▸ **Work to complete**:
Render every row below as a numbered list, leaving out any blank lines.

>> Start Exercise inputs

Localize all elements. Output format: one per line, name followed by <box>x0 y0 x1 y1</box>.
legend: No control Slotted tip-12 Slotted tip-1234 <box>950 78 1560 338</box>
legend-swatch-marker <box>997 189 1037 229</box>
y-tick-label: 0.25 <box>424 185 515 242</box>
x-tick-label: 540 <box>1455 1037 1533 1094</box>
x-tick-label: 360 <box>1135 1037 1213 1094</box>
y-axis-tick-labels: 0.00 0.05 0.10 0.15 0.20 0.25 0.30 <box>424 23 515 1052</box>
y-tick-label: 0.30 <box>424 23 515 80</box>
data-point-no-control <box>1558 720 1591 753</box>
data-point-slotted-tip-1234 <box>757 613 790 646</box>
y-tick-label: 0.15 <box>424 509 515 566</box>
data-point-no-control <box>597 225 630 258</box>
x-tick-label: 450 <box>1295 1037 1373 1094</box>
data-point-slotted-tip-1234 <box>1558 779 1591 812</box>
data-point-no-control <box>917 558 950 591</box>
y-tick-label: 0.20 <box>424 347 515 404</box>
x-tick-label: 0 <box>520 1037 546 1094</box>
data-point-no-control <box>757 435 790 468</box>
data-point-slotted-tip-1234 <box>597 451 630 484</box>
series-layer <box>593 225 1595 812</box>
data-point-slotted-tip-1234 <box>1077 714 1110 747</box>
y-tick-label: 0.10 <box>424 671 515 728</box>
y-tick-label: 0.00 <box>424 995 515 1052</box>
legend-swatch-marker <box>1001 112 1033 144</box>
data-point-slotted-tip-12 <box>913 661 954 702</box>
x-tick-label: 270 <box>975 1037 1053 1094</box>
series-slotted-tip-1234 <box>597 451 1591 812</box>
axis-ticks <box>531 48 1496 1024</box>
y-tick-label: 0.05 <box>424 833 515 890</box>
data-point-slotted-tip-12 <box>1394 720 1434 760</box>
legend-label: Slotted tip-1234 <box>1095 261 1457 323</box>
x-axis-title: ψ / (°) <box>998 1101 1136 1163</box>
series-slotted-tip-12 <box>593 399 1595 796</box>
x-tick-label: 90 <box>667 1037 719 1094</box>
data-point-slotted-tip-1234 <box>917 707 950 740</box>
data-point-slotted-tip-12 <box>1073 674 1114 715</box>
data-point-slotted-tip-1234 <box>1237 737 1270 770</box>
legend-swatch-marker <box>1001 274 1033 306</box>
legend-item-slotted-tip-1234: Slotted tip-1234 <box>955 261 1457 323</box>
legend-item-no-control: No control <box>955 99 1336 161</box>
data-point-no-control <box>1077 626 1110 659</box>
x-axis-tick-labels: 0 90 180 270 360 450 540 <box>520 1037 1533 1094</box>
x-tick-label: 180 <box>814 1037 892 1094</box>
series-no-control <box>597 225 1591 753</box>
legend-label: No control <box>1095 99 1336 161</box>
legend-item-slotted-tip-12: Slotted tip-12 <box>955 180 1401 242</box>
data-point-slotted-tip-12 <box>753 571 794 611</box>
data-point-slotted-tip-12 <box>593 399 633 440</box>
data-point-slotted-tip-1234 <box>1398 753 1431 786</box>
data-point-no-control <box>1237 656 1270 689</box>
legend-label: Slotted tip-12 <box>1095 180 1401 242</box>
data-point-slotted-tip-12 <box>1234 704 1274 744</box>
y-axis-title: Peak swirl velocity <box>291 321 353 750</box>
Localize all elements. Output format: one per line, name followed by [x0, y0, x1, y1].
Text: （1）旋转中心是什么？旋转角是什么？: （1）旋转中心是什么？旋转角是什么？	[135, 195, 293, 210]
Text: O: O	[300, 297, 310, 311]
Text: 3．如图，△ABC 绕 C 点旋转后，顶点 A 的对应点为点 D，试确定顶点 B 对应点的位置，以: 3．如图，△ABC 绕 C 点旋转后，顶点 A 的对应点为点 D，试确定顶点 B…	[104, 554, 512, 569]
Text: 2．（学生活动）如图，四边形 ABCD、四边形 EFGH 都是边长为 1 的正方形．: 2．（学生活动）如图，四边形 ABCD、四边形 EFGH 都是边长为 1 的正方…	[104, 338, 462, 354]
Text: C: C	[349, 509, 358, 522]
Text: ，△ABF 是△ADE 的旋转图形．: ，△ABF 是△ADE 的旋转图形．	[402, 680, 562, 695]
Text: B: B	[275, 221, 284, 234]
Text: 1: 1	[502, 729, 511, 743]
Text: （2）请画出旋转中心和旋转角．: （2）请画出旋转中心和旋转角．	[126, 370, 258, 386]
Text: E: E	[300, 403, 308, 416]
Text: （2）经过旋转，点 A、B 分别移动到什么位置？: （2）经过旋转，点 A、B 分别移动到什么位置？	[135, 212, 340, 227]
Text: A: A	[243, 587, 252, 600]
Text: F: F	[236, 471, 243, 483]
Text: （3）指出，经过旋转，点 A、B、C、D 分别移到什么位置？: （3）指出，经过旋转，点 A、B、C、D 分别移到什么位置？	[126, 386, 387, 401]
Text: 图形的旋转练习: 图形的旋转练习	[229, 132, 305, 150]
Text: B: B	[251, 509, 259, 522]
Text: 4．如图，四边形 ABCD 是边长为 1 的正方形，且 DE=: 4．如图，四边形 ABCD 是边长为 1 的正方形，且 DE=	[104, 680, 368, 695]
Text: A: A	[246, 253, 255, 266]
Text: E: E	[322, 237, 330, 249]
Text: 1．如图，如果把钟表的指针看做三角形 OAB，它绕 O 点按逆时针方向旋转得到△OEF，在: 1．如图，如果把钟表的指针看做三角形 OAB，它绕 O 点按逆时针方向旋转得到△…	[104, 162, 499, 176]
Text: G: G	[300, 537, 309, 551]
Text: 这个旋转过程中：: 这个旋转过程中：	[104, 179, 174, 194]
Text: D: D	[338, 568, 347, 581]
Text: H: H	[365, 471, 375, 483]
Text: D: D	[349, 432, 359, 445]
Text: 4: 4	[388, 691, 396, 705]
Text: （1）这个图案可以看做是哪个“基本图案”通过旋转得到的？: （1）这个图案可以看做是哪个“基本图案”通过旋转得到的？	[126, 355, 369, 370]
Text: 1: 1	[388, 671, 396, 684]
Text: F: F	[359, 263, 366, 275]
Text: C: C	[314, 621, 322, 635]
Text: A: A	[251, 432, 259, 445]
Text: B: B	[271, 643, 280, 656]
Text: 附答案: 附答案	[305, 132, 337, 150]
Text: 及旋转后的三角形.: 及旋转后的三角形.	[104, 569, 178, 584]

>> End Exercise inputs

▸ **Finished task**:
1. Localize all elements. Output format: one per line, name followed by <box>x0 y0 x1 y1</box>.
2. legend: No control Slotted tip-12 Slotted tip-1234 <box>950 78 1560 338</box>
3. legend-swatch-marker <box>997 189 1037 229</box>
4. y-tick-label: 0.25 <box>424 185 515 242</box>
5. x-tick-label: 540 <box>1455 1037 1533 1094</box>
6. x-tick-label: 360 <box>1135 1037 1213 1094</box>
7. y-axis-tick-labels: 0.00 0.05 0.10 0.15 0.20 0.25 0.30 <box>424 23 515 1052</box>
8. y-tick-label: 0.30 <box>424 23 515 80</box>
9. data-point-no-control <box>1558 720 1591 753</box>
10. data-point-slotted-tip-1234 <box>757 613 790 646</box>
11. y-tick-label: 0.15 <box>424 509 515 566</box>
12. data-point-no-control <box>597 225 630 258</box>
13. x-tick-label: 450 <box>1295 1037 1373 1094</box>
14. data-point-slotted-tip-1234 <box>1558 779 1591 812</box>
15. data-point-no-control <box>917 558 950 591</box>
16. y-tick-label: 0.20 <box>424 347 515 404</box>
17. x-tick-label: 0 <box>520 1037 546 1094</box>
18. data-point-no-control <box>757 435 790 468</box>
19. data-point-slotted-tip-1234 <box>597 451 630 484</box>
20. series-layer <box>593 225 1595 812</box>
21. data-point-slotted-tip-1234 <box>1077 714 1110 747</box>
22. y-tick-label: 0.10 <box>424 671 515 728</box>
23. y-tick-label: 0.00 <box>424 995 515 1052</box>
24. legend-swatch-marker <box>1001 112 1033 144</box>
25. data-point-slotted-tip-12 <box>913 661 954 702</box>
26. x-tick-label: 270 <box>975 1037 1053 1094</box>
27. series-slotted-tip-1234 <box>597 451 1591 812</box>
28. axis-ticks <box>531 48 1496 1024</box>
29. y-tick-label: 0.05 <box>424 833 515 890</box>
30. data-point-slotted-tip-12 <box>1394 720 1434 760</box>
31. legend-label: Slotted tip-1234 <box>1095 261 1457 323</box>
32. x-axis-title: ψ / (°) <box>998 1101 1136 1163</box>
33. series-slotted-tip-12 <box>593 399 1595 796</box>
34. x-tick-label: 90 <box>667 1037 719 1094</box>
35. data-point-slotted-tip-1234 <box>917 707 950 740</box>
36. data-point-slotted-tip-12 <box>1073 674 1114 715</box>
37. data-point-slotted-tip-1234 <box>1237 737 1270 770</box>
38. legend-swatch-marker <box>1001 274 1033 306</box>
39. legend-item-slotted-tip-1234: Slotted tip-1234 <box>955 261 1457 323</box>
40. legend-item-no-control: No control <box>955 99 1336 161</box>
41. data-point-no-control <box>1077 626 1110 659</box>
42. x-axis-tick-labels: 0 90 180 270 360 450 540 <box>520 1037 1533 1094</box>
43. x-tick-label: 180 <box>814 1037 892 1094</box>
44. series-no-control <box>597 225 1591 753</box>
45. legend-label: No control <box>1095 99 1336 161</box>
46. legend-item-slotted-tip-12: Slotted tip-12 <box>955 180 1401 242</box>
47. data-point-slotted-tip-12 <box>753 571 794 611</box>
48. data-point-slotted-tip-12 <box>593 399 633 440</box>
49. data-point-slotted-tip-1234 <box>1398 753 1431 786</box>
50. data-point-no-control <box>1237 656 1270 689</box>
51. legend-label: Slotted tip-12 <box>1095 180 1401 242</box>
52. data-point-slotted-tip-12 <box>1234 704 1274 744</box>
53. y-axis-title: Peak swirl velocity <box>291 321 353 750</box>
54. Localize all elements. Output format: one per line, name followed by [x0, y0, x1, y1].
55. Text: （1）旋转中心是什么？旋转角是什么？: （1）旋转中心是什么？旋转角是什么？	[135, 195, 293, 210]
56. Text: O: O	[300, 297, 310, 311]
57. Text: 3．如图，△ABC 绕 C 点旋转后，顶点 A 的对应点为点 D，试确定顶点 B 对应点的位置，以: 3．如图，△ABC 绕 C 点旋转后，顶点 A 的对应点为点 D，试确定顶点 B…	[104, 554, 512, 569]
58. Text: 2．（学生活动）如图，四边形 ABCD、四边形 EFGH 都是边长为 1 的正方形．: 2．（学生活动）如图，四边形 ABCD、四边形 EFGH 都是边长为 1 的正方…	[104, 338, 462, 354]
59. Text: C: C	[349, 509, 358, 522]
60. Text: ，△ABF 是△ADE 的旋转图形．: ，△ABF 是△ADE 的旋转图形．	[402, 680, 562, 695]
61. Text: B: B	[275, 221, 284, 234]
62. Text: 1: 1	[502, 729, 511, 743]
63. Text: （2）请画出旋转中心和旋转角．: （2）请画出旋转中心和旋转角．	[126, 370, 258, 386]
64. Text: E: E	[300, 403, 308, 416]
65. Text: （2）经过旋转，点 A、B 分别移动到什么位置？: （2）经过旋转，点 A、B 分别移动到什么位置？	[135, 212, 340, 227]
66. Text: A: A	[243, 587, 252, 600]
67. Text: F: F	[236, 471, 243, 483]
68. Text: （3）指出，经过旋转，点 A、B、C、D 分别移到什么位置？: （3）指出，经过旋转，点 A、B、C、D 分别移到什么位置？	[126, 386, 387, 401]
69. Text: 图形的旋转练习: 图形的旋转练习	[229, 132, 305, 150]
70. Text: B: B	[251, 509, 259, 522]
71. Text: 4．如图，四边形 ABCD 是边长为 1 的正方形，且 DE=: 4．如图，四边形 ABCD 是边长为 1 的正方形，且 DE=	[104, 680, 368, 695]
72. Text: A: A	[246, 253, 255, 266]
73. Text: E: E	[322, 237, 330, 249]
74. Text: 1．如图，如果把钟表的指针看做三角形 OAB，它绕 O 点按逆时针方向旋转得到△OEF，在: 1．如图，如果把钟表的指针看做三角形 OAB，它绕 O 点按逆时针方向旋转得到△…	[104, 162, 499, 176]
75. Text: G: G	[300, 537, 309, 551]
76. Text: 这个旋转过程中：: 这个旋转过程中：	[104, 179, 174, 194]
77. Text: D: D	[338, 568, 347, 581]
78. Text: H: H	[365, 471, 375, 483]
79. Text: D: D	[349, 432, 359, 445]
80. Text: 4: 4	[388, 691, 396, 705]
81. Text: （1）这个图案可以看做是哪个“基本图案”通过旋转得到的？: （1）这个图案可以看做是哪个“基本图案”通过旋转得到的？	[126, 355, 369, 370]
82. Text: 1: 1	[388, 671, 396, 684]
83. Text: F: F	[359, 263, 366, 275]
84. Text: C: C	[314, 621, 322, 635]
85. Text: A: A	[251, 432, 259, 445]
86. Text: B: B	[271, 643, 280, 656]
87. Text: 附答案: 附答案	[305, 132, 337, 150]
88. Text: 及旋转后的三角形.: 及旋转后的三角形.	[104, 569, 178, 584]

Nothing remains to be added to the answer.